TASK DIRECTIONS. What follows is a listing; give it again exactly, in its entirety.

Collected data entries.

+-------+

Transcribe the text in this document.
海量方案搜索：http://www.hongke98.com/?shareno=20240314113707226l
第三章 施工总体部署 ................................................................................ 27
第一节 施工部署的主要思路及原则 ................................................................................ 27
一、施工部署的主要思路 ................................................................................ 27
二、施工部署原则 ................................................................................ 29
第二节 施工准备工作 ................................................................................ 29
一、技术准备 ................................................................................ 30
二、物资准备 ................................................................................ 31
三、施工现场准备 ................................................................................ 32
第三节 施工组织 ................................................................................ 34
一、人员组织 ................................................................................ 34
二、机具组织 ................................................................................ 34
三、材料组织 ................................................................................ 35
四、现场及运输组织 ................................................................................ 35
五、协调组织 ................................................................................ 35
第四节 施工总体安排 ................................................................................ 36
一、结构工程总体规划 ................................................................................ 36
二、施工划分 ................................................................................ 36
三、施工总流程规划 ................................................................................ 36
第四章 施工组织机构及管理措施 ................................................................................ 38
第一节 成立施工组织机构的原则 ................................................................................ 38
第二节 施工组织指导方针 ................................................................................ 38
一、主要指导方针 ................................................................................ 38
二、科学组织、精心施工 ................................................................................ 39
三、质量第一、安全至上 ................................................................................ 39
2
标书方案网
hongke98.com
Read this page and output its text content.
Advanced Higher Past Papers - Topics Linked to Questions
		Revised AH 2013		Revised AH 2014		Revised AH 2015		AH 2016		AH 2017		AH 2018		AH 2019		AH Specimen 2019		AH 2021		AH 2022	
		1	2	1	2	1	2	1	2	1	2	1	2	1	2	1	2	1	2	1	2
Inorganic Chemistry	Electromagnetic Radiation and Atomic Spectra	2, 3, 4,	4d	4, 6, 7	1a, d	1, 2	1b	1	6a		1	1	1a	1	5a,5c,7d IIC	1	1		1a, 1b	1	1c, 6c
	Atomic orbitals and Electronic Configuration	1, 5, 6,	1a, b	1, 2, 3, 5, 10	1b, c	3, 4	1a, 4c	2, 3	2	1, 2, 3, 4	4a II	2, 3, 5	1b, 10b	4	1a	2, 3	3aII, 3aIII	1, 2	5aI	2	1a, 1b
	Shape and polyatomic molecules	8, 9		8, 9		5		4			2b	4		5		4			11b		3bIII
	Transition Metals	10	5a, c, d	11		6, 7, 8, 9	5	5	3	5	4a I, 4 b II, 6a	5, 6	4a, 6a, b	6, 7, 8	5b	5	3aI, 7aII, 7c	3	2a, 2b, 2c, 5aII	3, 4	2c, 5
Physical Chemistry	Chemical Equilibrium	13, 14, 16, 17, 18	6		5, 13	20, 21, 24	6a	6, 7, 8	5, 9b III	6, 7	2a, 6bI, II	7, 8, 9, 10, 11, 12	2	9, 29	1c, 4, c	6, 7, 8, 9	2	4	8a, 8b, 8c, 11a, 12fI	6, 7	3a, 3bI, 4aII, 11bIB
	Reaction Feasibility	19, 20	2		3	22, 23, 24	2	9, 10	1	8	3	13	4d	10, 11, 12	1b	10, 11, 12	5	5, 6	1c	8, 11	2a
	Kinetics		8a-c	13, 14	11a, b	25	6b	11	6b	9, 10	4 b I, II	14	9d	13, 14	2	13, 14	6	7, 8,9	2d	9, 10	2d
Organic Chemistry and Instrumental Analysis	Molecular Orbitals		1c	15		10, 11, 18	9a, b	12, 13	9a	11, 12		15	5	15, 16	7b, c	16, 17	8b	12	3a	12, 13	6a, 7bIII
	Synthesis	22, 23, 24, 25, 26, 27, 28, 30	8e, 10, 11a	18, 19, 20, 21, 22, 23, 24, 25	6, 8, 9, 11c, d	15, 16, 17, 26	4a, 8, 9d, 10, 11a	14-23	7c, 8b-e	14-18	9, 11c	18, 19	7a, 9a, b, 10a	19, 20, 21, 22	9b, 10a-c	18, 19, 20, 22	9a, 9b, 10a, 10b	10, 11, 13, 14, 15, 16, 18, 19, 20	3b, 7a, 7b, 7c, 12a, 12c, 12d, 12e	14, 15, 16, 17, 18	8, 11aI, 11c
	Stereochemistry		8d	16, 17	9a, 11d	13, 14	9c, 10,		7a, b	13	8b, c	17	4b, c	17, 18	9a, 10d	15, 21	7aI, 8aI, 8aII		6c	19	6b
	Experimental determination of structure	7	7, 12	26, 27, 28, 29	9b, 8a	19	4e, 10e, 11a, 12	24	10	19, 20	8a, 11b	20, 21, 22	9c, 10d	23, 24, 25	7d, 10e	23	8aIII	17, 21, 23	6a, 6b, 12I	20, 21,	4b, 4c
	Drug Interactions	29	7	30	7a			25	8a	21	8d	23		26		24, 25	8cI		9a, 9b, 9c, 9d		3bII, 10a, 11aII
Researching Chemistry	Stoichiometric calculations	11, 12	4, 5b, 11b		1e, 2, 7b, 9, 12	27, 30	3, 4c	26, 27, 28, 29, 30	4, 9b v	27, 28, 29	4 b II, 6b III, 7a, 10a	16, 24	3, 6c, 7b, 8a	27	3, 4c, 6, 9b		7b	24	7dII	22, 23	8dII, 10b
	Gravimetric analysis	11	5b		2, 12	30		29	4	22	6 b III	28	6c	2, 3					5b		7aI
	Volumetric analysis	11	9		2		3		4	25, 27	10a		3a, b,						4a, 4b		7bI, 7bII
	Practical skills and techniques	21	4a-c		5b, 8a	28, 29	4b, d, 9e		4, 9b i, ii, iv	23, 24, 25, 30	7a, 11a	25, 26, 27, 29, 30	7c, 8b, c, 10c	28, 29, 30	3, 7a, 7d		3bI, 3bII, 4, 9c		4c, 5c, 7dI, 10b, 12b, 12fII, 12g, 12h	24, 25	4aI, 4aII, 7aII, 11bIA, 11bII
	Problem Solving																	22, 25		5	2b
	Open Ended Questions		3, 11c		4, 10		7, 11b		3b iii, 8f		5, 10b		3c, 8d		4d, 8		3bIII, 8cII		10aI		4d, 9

+-------+

TASK RESPONSE.
Transcribe the text in this document.
海量方案搜索：http://www.hongke98.com/?shareno=20240314113707226l
第三章 施工总体部署 ................................................................................ 27
第一节 施工部署的主要思路及原则 ................................................................................ 27
一、施工部署的主要思路 ................................................................................ 27
二、施工部署原则 ................................................................................ 29
第二节 施工准备工作 ................................................................................ 29
一、技术准备 ................................................................................ 30
二、物资准备 ................................................................................ 31
三、施工现场准备 ................................................................................ 32
第三节 施工组织 ................................................................................ 34
一、人员组织 ................................................................................ 34
二、机具组织 ................................................................................ 34
三、材料组织 ................................................................................ 35
四、现场及运输组织 ................................................................................ 35
五、协调组织 ................................................................................ 35
第四节 施工总体安排 ................................................................................ 36
一、结构工程总体规划 ................................................................................ 36
二、施工划分 ................................................................................ 36
三、施工总流程规划 ................................................................................ 36
第四章 施工组织机构及管理措施 ................................................................................ 38
第一节 成立施工组织机构的原则 ................................................................................ 38
第二节 施工组织指导方针 ................................................................................ 38
一、主要指导方针 ................................................................................ 38
二、科学组织、精心施工 ................................................................................ 39
三、质量第一、安全至上 ................................................................................ 39
2
标书方案网
hongke98.com
Read this page and output its text content.
Advanced Higher Past Papers - Topics Linked to Questions
		Revised AH 2013		Revised AH 2014		Revised AH 2015		AH 2016		AH 2017		AH 2018		AH 2019		AH Specimen 2019		AH 2021		AH 2022	
		1	2	1	2	1	2	1	2	1	2	1	2	1	2	1	2	1	2	1	2
Inorganic Chemistry	Electromagnetic Radiation and Atomic Spectra	2, 3, 4,	4d	4, 6, 7	1a, d	1, 2	1b	1	6a		1	1	1a	1	5a,5c,7d IIC	1	1		1a, 1b	1	1c, 6c
	Atomic orbitals and Electronic Configuration	1, 5, 6,	1a, b	1, 2, 3, 5, 10	1b, c	3, 4	1a, 4c	2, 3	2	1, 2, 3, 4	4a II	2, 3, 5	1b, 10b	4	1a	2, 3	3aII, 3aIII	1, 2	5aI	2	1a, 1b
	Shape and polyatomic molecules	8, 9		8, 9		5		4			2b	4		5		4			11b		3bIII
	Transition Metals	10	5a, c, d	11		6, 7, 8, 9	5	5	3	5	4a I, 4 b II, 6a	5, 6	4a, 6a, b	6, 7, 8	5b	5	3aI, 7aII, 7c	3	2a, 2b, 2c, 5aII	3, 4	2c, 5
Physical Chemistry	Chemical Equilibrium	13, 14, 16, 17, 18	6		5, 13	20, 21, 24	6a	6, 7, 8	5, 9b III	6, 7	2a, 6bI, II	7, 8, 9, 10, 11, 12	2	9, 29	1c, 4, c	6, 7, 8, 9	2	4	8a, 8b, 8c, 11a, 12fI	6, 7	3a, 3bI, 4aII, 11bIB
	Reaction Feasibility	19, 20	2		3	22, 23, 24	2	9, 10	1	8	3	13	4d	10, 11, 12	1b	10, 11, 12	5	5, 6	1c	8, 11	2a
	Kinetics		8a-c	13, 14	11a, b	25	6b	11	6b	9, 10	4 b I, II	14	9d	13, 14	2	13, 14	6	7, 8,9	2d	9, 10	2d
Organic Chemistry and Instrumental Analysis	Molecular Orbitals		1c	15		10, 11, 18	9a, b	12, 13	9a	11, 12		15	5	15, 16	7b, c	16, 17	8b	12	3a	12, 13	6a, 7bIII
	Synthesis	22, 23, 24, 25, 26, 27, 28, 30	8e, 10, 11a	18, 19, 20, 21, 22, 23, 24, 25	6, 8, 9, 11c, d	15, 16, 17, 26	4a, 8, 9d, 10, 11a	14-23	7c, 8b-e	14-18	9, 11c	18, 19	7a, 9a, b, 10a	19, 20, 21, 22	9b, 10a-c	18, 19, 20, 22	9a, 9b, 10a, 10b	10, 11, 13, 14, 15, 16, 18, 19, 20	3b, 7a, 7b, 7c, 12a, 12c, 12d, 12e	14, 15, 16, 17, 18	8, 11aI, 11c
	Stereochemistry		8d	16, 17	9a, 11d	13, 14	9c, 10,		7a, b	13	8b, c	17	4b, c	17, 18	9a, 10d	15, 21	7aI, 8aI, 8aII		6c	19	6b
	Experimental determination of structure	7	7, 12	26, 27, 28, 29	9b, 8a	19	4e, 10e, 11a, 12	24	10	19, 20	8a, 11b	20, 21, 22	9c, 10d	23, 24, 25	7d, 10e	23	8aIII	17, 21, 23	6a, 6b, 12I	20, 21,	4b, 4c
	Drug Interactions	29	7	30	7a			25	8a	21	8d	23		26		24, 25	8cI		9a, 9b, 9c, 9d		3bII, 10a, 11aII
Researching Chemistry	Stoichiometric calculations	11, 12	4, 5b, 11b		1e, 2, 7b, 9, 12	27, 30	3, 4c	26, 27, 28, 29, 30	4, 9b v	27, 28, 29	4 b II, 6b III, 7a, 10a	16, 24	3, 6c, 7b, 8a	27	3, 4c, 6, 9b		7b	24	7dII	22, 23	8dII, 10b
	Gravimetric analysis	11	5b		2, 12	30		29	4	22	6 b III	28	6c	2, 3					5b		7aI
	Volumetric analysis	11	9		2		3		4	25, 27	10a		3a, b,						4a, 4b		7bI, 7bII
	Practical skills and techniques	21	4a-c		5b, 8a	28, 29	4b, d, 9e		4, 9b i, ii, iv	23, 24, 25, 30	7a, 11a	25, 26, 27, 29, 30	7c, 8b, c, 10c	28, 29, 30	3, 7a, 7d		3bI, 3bII, 4, 9c		4c, 5c, 7dI, 10b, 12b, 12fII, 12g, 12h	24, 25	4aI, 4aII, 7aII, 11bIA, 11bII
	Problem Solving																	22, 25		5	2b
	Open Ended Questions		3, 11c		4, 10		7, 11b		3b iii, 8f		5, 10b		3c, 8d		4d, 8		3bIII, 8cII		10aI		4d, 9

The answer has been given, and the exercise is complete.